**Exercise directions**
Return only the lines between the line holding "Read all visible content and emit it as JSON." and the line holding "Parse this diagram: output", the two boundary lines included, exactly as they appear.

**Data records**
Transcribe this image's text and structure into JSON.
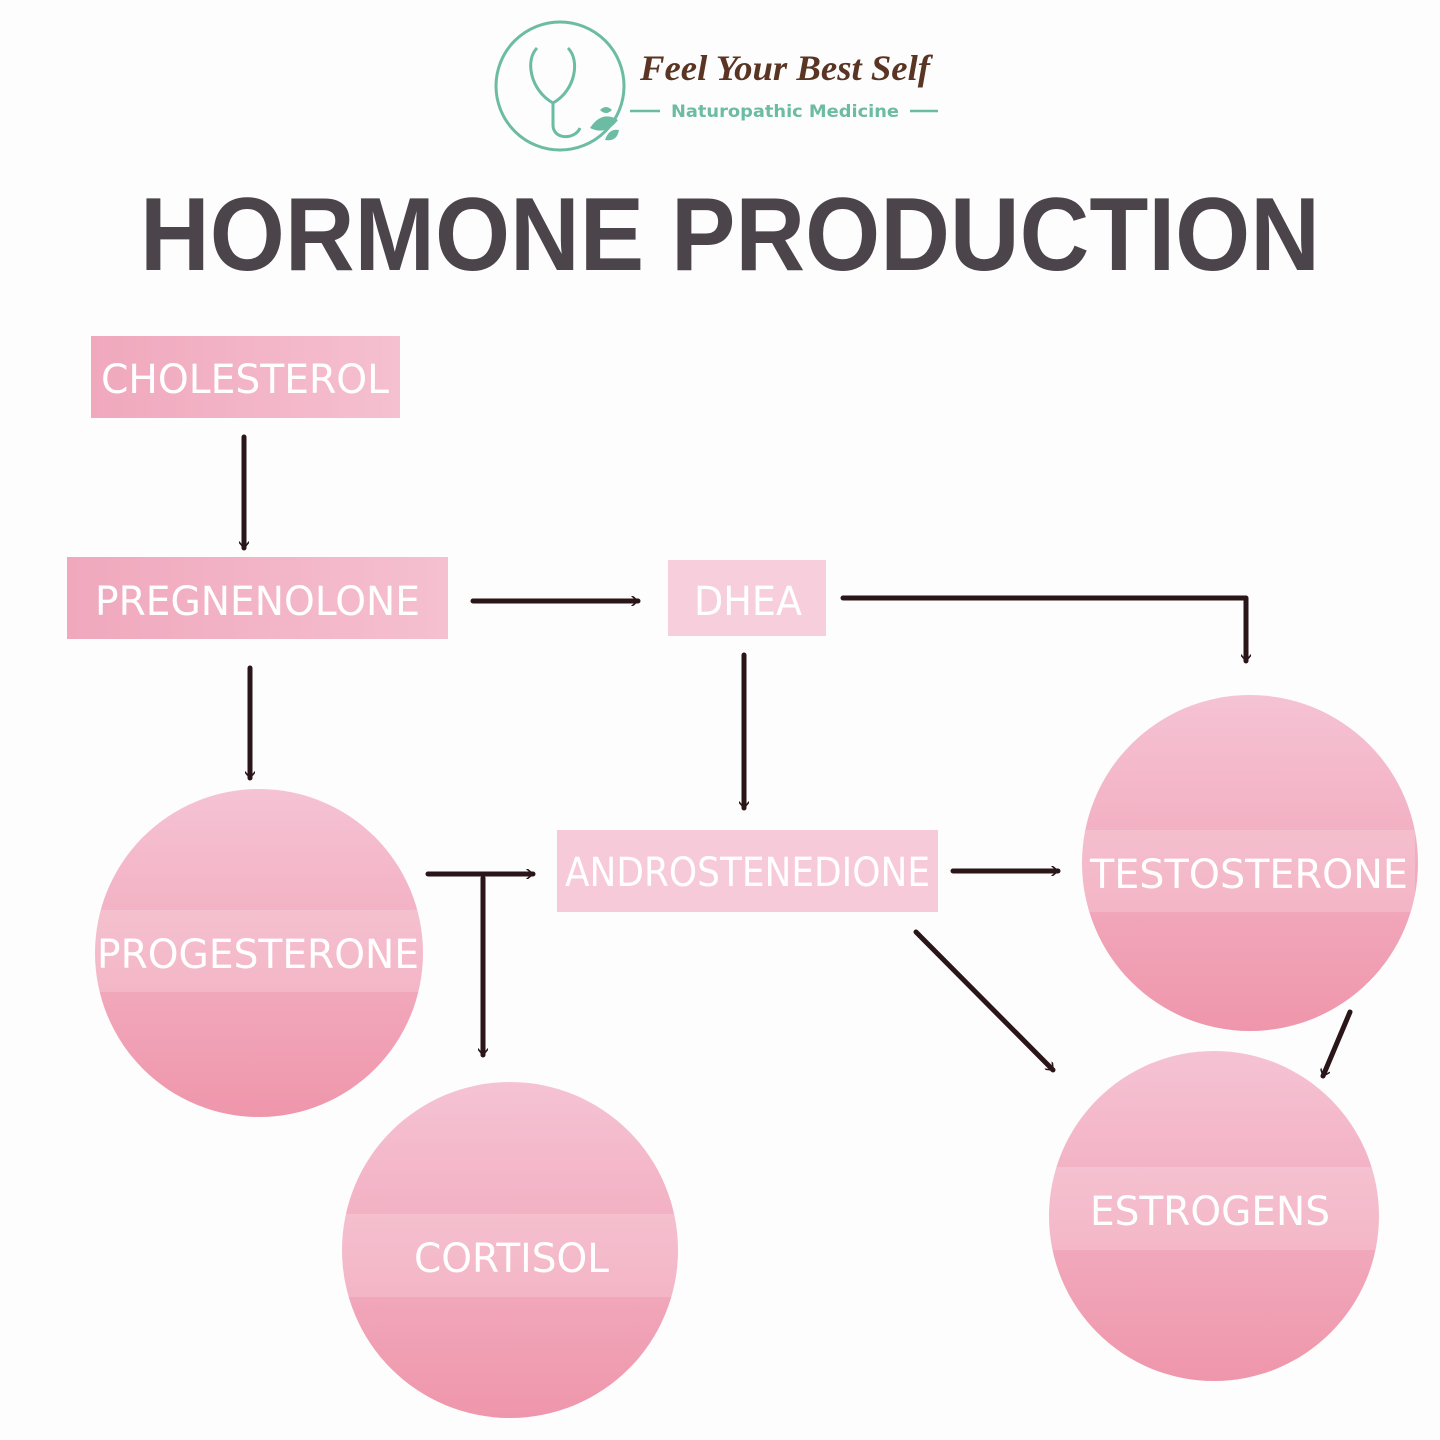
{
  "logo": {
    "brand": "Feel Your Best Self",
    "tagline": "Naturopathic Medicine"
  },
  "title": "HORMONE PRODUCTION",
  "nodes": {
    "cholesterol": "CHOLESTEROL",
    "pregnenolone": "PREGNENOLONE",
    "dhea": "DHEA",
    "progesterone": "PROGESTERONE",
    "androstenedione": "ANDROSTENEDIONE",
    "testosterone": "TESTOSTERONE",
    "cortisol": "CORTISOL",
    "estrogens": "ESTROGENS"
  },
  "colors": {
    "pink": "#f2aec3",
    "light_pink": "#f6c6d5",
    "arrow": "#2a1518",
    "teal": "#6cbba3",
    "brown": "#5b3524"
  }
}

--

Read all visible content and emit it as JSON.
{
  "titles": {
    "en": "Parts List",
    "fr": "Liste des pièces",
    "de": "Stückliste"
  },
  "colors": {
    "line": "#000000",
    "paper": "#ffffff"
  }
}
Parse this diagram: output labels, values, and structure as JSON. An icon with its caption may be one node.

**Exercise result**
Read all visible content and emit it as JSON.
{
  "titles": {
    "en": "Parts List",
    "fr": "Liste des pièces",
    "de": "Stückliste"
  },
  "colors": {
    "line": "#000000",
    "paper": "#ffffff"
  }
}
Parse this diagram: output labels, values, and structure as JSON. An icon with its caption may be one node.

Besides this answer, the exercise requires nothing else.